REQUIRED WORK:
The answer should be a single number: how many lines of the entries below hold the word "name".

::::

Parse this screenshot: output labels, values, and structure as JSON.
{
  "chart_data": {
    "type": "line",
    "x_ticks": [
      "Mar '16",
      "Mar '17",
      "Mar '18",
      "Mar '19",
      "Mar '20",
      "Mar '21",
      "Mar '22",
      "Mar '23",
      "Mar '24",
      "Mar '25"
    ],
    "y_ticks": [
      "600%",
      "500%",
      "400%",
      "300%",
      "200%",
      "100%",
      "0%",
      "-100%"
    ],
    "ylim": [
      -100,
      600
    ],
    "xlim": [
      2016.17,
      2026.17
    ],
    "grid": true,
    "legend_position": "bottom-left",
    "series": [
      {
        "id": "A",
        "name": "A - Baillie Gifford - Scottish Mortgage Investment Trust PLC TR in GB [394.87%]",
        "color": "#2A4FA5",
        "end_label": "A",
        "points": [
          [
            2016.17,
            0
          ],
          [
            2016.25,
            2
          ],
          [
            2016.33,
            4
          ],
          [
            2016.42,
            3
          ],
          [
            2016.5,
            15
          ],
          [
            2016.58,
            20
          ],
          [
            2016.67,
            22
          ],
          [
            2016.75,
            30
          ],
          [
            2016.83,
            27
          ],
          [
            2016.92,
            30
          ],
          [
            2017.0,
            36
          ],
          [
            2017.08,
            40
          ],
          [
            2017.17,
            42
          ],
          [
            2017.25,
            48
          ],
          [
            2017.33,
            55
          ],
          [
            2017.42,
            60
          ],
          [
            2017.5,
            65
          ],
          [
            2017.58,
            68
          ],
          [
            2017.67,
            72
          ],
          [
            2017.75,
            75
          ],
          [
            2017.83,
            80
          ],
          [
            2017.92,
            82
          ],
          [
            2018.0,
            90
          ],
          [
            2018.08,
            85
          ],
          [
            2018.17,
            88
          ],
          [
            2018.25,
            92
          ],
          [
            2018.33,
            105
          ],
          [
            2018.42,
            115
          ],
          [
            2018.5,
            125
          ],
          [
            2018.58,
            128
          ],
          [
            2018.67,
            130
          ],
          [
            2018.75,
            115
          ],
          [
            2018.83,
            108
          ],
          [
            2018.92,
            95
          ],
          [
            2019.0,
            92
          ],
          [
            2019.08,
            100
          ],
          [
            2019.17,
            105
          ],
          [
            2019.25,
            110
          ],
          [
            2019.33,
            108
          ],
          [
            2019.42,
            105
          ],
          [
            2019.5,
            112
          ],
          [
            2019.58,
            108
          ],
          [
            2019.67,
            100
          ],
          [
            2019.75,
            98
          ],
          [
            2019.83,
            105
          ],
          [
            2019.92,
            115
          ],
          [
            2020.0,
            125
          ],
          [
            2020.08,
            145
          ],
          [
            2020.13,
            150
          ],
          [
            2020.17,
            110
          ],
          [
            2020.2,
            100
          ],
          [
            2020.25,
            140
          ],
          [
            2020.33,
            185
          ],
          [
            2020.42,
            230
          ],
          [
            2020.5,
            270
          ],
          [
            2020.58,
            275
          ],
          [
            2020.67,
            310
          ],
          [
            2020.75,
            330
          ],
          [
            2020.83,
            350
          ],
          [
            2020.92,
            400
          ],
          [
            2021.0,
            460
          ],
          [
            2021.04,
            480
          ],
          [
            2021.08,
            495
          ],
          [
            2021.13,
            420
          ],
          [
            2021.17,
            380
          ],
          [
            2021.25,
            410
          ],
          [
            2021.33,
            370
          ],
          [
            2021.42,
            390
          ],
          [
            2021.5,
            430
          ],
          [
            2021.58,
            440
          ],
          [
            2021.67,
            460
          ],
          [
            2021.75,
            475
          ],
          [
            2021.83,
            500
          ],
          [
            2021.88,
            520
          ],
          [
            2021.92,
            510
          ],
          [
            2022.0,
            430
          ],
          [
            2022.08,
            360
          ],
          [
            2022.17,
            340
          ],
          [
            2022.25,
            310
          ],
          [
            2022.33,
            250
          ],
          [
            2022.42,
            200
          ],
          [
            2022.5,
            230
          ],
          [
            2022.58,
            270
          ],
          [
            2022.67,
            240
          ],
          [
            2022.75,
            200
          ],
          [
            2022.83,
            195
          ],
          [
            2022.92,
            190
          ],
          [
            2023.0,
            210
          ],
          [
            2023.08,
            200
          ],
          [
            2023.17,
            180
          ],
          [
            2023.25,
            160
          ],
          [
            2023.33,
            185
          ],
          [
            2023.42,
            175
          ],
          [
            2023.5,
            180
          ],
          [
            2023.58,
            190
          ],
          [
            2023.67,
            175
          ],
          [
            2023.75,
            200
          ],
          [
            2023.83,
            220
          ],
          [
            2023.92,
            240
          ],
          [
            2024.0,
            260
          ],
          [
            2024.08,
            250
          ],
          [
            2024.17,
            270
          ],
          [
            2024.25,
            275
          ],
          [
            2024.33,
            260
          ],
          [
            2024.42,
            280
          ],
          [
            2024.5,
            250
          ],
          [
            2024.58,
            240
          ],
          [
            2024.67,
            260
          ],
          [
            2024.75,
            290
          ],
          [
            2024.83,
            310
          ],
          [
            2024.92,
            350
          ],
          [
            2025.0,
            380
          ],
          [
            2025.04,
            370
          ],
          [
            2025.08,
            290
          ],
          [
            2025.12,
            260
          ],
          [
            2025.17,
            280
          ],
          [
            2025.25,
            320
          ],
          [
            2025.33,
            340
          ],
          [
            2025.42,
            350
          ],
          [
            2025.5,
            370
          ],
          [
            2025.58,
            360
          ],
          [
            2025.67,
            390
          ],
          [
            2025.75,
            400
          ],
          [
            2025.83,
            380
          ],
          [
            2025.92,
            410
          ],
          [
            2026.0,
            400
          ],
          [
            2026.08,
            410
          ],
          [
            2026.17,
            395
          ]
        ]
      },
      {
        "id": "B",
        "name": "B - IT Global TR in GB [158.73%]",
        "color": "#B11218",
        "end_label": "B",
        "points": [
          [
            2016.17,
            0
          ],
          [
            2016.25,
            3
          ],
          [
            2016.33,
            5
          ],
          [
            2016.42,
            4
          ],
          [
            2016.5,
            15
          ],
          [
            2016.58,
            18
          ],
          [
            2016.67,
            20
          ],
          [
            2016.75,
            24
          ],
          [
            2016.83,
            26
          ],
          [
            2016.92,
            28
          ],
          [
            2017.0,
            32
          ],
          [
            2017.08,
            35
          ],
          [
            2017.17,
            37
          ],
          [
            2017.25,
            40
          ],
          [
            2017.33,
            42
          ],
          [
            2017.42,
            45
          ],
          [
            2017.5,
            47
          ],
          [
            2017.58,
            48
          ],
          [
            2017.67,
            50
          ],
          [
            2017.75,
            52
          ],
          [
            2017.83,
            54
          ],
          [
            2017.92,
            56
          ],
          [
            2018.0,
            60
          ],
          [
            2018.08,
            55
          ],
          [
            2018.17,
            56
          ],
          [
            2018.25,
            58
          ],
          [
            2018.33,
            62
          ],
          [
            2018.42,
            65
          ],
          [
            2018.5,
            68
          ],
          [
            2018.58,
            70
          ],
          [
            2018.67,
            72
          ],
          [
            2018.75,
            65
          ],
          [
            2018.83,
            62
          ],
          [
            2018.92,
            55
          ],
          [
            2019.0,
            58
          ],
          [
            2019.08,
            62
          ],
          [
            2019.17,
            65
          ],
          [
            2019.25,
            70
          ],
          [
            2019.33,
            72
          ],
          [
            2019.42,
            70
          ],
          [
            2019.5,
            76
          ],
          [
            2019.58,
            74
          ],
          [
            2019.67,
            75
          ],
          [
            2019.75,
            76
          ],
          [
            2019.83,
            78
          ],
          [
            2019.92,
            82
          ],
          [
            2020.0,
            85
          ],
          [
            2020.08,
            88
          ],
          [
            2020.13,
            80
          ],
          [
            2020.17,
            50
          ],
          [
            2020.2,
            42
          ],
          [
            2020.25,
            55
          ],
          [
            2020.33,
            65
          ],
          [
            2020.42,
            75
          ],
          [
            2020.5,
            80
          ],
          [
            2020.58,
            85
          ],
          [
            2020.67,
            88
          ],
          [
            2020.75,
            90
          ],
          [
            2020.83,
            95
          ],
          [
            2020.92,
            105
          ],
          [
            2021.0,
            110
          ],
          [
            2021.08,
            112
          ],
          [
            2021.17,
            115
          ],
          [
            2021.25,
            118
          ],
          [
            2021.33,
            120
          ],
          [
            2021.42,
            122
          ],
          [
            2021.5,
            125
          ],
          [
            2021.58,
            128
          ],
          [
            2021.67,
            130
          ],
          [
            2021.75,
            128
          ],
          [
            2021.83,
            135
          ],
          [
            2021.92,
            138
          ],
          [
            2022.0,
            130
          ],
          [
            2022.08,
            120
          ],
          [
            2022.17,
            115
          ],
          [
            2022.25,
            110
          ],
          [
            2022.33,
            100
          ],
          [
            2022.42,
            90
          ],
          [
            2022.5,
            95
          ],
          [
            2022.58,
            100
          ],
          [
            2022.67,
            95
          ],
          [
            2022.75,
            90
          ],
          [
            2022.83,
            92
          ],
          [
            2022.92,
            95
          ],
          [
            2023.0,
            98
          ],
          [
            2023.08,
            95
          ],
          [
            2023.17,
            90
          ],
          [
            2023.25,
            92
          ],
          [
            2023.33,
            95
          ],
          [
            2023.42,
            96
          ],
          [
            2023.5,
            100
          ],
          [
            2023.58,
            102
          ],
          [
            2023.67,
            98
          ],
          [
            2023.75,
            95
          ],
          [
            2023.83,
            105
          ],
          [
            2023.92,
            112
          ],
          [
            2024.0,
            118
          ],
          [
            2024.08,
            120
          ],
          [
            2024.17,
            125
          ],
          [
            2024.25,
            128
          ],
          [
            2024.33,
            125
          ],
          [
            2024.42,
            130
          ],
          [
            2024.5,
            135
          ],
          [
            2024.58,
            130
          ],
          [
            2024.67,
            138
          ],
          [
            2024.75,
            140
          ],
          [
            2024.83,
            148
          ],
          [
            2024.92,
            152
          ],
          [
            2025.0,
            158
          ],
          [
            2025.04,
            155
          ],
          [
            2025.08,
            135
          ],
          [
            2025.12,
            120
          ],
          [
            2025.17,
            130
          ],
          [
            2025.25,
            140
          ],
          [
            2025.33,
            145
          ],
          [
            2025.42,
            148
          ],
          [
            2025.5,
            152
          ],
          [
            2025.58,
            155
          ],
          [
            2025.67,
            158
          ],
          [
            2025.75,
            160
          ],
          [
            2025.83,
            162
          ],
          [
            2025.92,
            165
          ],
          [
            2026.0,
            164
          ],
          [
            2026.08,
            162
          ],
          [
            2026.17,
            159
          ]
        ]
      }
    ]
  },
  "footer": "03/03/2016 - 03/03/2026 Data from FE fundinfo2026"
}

::::

REPLY TO THE TASK:
2